> Provided data:
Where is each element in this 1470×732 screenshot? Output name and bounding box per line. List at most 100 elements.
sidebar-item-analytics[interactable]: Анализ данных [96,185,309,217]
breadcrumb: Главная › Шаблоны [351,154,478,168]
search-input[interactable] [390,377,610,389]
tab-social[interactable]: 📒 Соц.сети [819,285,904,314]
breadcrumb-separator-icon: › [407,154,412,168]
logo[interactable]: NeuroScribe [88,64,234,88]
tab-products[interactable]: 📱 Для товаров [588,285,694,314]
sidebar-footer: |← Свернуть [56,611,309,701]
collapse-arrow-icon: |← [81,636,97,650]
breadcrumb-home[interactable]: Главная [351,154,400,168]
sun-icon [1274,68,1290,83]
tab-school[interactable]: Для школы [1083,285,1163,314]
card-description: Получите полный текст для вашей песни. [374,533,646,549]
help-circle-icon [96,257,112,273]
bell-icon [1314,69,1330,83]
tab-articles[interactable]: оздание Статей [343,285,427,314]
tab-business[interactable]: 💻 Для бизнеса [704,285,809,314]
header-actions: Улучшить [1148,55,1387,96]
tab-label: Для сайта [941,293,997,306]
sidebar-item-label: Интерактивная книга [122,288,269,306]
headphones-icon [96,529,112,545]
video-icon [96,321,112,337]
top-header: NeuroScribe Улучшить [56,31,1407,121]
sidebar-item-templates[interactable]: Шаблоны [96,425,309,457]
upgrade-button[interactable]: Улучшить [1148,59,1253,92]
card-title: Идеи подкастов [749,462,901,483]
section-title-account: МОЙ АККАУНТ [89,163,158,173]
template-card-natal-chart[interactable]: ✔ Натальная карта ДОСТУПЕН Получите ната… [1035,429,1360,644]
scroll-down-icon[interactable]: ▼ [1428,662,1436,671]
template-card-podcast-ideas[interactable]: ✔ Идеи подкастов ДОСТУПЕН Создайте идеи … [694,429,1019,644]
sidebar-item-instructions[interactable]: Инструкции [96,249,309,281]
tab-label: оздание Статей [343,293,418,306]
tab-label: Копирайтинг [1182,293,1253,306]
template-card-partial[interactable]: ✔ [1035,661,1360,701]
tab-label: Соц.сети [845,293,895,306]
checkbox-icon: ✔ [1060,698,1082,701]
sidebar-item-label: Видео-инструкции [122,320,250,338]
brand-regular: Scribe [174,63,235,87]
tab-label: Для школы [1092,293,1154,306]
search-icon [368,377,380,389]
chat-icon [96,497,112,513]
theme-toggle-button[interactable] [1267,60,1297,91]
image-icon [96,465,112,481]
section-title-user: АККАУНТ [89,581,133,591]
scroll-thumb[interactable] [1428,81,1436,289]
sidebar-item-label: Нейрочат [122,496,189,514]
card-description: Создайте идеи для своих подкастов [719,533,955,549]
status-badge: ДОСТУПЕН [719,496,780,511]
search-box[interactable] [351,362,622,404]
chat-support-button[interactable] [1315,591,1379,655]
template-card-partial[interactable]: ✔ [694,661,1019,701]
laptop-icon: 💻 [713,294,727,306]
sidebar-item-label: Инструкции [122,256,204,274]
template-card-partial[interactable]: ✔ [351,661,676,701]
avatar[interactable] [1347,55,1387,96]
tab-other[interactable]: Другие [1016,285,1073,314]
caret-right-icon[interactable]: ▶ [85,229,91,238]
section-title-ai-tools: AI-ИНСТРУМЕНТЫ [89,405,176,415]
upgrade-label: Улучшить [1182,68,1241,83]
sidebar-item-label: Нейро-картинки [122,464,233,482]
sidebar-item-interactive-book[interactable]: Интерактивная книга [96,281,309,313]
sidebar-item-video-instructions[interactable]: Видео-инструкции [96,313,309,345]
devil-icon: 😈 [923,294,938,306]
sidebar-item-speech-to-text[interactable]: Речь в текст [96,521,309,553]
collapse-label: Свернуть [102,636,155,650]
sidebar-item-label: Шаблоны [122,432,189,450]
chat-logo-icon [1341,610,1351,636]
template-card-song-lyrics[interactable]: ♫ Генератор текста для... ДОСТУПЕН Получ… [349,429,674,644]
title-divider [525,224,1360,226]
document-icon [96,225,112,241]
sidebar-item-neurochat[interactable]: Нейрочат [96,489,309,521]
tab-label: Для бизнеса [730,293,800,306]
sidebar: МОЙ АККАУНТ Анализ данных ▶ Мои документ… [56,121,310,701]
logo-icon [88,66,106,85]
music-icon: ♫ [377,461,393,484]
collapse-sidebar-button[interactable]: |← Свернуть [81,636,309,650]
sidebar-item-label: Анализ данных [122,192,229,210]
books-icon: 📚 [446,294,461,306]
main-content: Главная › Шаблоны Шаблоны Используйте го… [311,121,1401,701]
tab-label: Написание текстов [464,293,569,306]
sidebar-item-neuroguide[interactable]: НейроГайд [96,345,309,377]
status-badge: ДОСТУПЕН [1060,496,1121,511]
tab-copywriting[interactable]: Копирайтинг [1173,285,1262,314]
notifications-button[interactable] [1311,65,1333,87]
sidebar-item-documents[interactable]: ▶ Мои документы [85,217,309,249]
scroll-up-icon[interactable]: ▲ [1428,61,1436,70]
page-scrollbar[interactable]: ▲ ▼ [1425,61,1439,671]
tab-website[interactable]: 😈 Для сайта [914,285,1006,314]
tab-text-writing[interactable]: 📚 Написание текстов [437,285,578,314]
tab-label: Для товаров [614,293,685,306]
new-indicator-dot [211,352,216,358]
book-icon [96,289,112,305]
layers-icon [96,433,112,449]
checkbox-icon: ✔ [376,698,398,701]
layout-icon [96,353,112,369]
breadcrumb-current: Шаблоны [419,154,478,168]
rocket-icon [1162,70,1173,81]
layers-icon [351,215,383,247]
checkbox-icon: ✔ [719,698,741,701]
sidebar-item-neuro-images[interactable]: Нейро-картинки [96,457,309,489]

> Instructions for the task: Reproduce every line of the material above verbatim, changing nothing.

> The completed task:
Where is each element in this 1470×732 screenshot? Output name and bounding box per line. List at most 100 elements.
sidebar-item-analytics[interactable]: Анализ данных [96,185,309,217]
breadcrumb: Главная › Шаблоны [351,154,478,168]
search-input[interactable] [390,377,610,389]
tab-social[interactable]: 📒 Соц.сети [819,285,904,314]
breadcrumb-separator-icon: › [407,154,412,168]
logo[interactable]: NeuroScribe [88,64,234,88]
tab-products[interactable]: 📱 Для товаров [588,285,694,314]
sidebar-footer: |← Свернуть [56,611,309,701]
collapse-arrow-icon: |← [81,636,97,650]
breadcrumb-home[interactable]: Главная [351,154,400,168]
sun-icon [1274,68,1290,83]
tab-school[interactable]: Для школы [1083,285,1163,314]
card-description: Получите полный текст для вашей песни. [374,533,646,549]
help-circle-icon [96,257,112,273]
bell-icon [1314,69,1330,83]
tab-articles[interactable]: оздание Статей [343,285,427,314]
tab-business[interactable]: 💻 Для бизнеса [704,285,809,314]
header-actions: Улучшить [1148,55,1387,96]
tab-label: Для сайта [941,293,997,306]
sidebar-item-label: Интерактивная книга [122,288,269,306]
headphones-icon [96,529,112,545]
video-icon [96,321,112,337]
top-header: NeuroScribe Улучшить [56,31,1407,121]
sidebar-item-templates[interactable]: Шаблоны [96,425,309,457]
upgrade-button[interactable]: Улучшить [1148,59,1253,92]
card-title: Идеи подкастов [749,462,901,483]
section-title-account: МОЙ АККАУНТ [89,163,158,173]
template-card-natal-chart[interactable]: ✔ Натальная карта ДОСТУПЕН Получите ната… [1035,429,1360,644]
scroll-down-icon[interactable]: ▼ [1428,662,1436,671]
template-card-podcast-ideas[interactable]: ✔ Идеи подкастов ДОСТУПЕН Создайте идеи … [694,429,1019,644]
sidebar-item-instructions[interactable]: Инструкции [96,249,309,281]
tab-label: оздание Статей [343,293,418,306]
tab-label: Копирайтинг [1182,293,1253,306]
template-card-partial[interactable]: ✔ [1035,661,1360,701]
tab-label: Соц.сети [845,293,895,306]
checkbox-icon: ✔ [1060,698,1082,701]
sidebar-item-label: Видео-инструкции [122,320,250,338]
brand-regular: Scribe [174,63,235,87]
tab-label: Для школы [1092,293,1154,306]
search-icon [368,377,380,389]
chat-icon [96,497,112,513]
theme-toggle-button[interactable] [1267,60,1297,91]
image-icon [96,465,112,481]
section-title-user: АККАУНТ [89,581,133,591]
scroll-thumb[interactable] [1428,81,1436,289]
sidebar-item-label: Нейрочат [122,496,189,514]
card-description: Создайте идеи для своих подкастов [719,533,955,549]
status-badge: ДОСТУПЕН [719,496,780,511]
search-box[interactable] [351,362,622,404]
chat-support-button[interactable] [1315,591,1379,655]
template-card-partial[interactable]: ✔ [694,661,1019,701]
laptop-icon: 💻 [713,294,727,306]
sidebar-item-label: Инструкции [122,256,204,274]
template-card-partial[interactable]: ✔ [351,661,676,701]
avatar[interactable] [1347,55,1387,96]
tab-other[interactable]: Другие [1016,285,1073,314]
caret-right-icon[interactable]: ▶ [85,229,91,238]
section-title-ai-tools: AI-ИНСТРУМЕНТЫ [89,405,176,415]
upgrade-label: Улучшить [1182,68,1241,83]
sidebar-item-label: Нейро-картинки [122,464,233,482]
sidebar-item-interactive-book[interactable]: Интерактивная книга [96,281,309,313]
sidebar-item-video-instructions[interactable]: Видео-инструкции [96,313,309,345]
devil-icon: 😈 [923,294,938,306]
sidebar-item-speech-to-text[interactable]: Речь в текст [96,521,309,553]
collapse-label: Свернуть [102,636,155,650]
sidebar-item-label: Шаблоны [122,432,189,450]
chat-logo-icon [1341,610,1351,636]
template-card-song-lyrics[interactable]: ♫ Генератор текста для... ДОСТУПЕН Получ… [349,429,674,644]
title-divider [525,224,1360,226]
document-icon [96,225,112,241]
sidebar-item-neurochat[interactable]: Нейрочат [96,489,309,521]
tab-label: Для бизнеса [730,293,800,306]
sidebar: МОЙ АККАУНТ Анализ данных ▶ Мои документ… [56,121,310,701]
logo-icon [88,66,106,85]
music-icon: ♫ [377,461,393,484]
collapse-sidebar-button[interactable]: |← Свернуть [81,636,309,650]
sidebar-item-label: Анализ данных [122,192,229,210]
books-icon: 📚 [446,294,461,306]
main-content: Главная › Шаблоны Шаблоны Используйте го… [311,121,1401,701]
tab-label: Написание текстов [464,293,569,306]
sidebar-item-neuroguide[interactable]: НейроГайд [96,345,309,377]
status-badge: ДОСТУПЕН [1060,496,1121,511]
tab-copywriting[interactable]: Копирайтинг [1173,285,1262,314]
notifications-button[interactable] [1311,65,1333,87]
sidebar-item-documents[interactable]: ▶ Мои документы [85,217,309,249]
scroll-up-icon[interactable]: ▲ [1428,61,1436,70]
page-scrollbar[interactable]: ▲ ▼ [1425,61,1439,671]
tab-website[interactable]: 😈 Для сайта [914,285,1006,314]
tab-text-writing[interactable]: 📚 Написание текстов [437,285,578,314]
tab-label: Для товаров [614,293,685,306]
new-indicator-dot [211,352,216,358]
book-icon [96,289,112,305]
layers-icon [96,433,112,449]
checkbox-icon: ✔ [376,698,398,701]
layout-icon [96,353,112,369]
breadcrumb-current: Шаблоны [419,154,478,168]
rocket-icon [1162,70,1173,81]
layers-icon [351,215,383,247]
checkbox-icon: ✔ [719,698,741,701]
sidebar-item-neuro-images[interactable]: Нейро-картинки [96,457,309,489]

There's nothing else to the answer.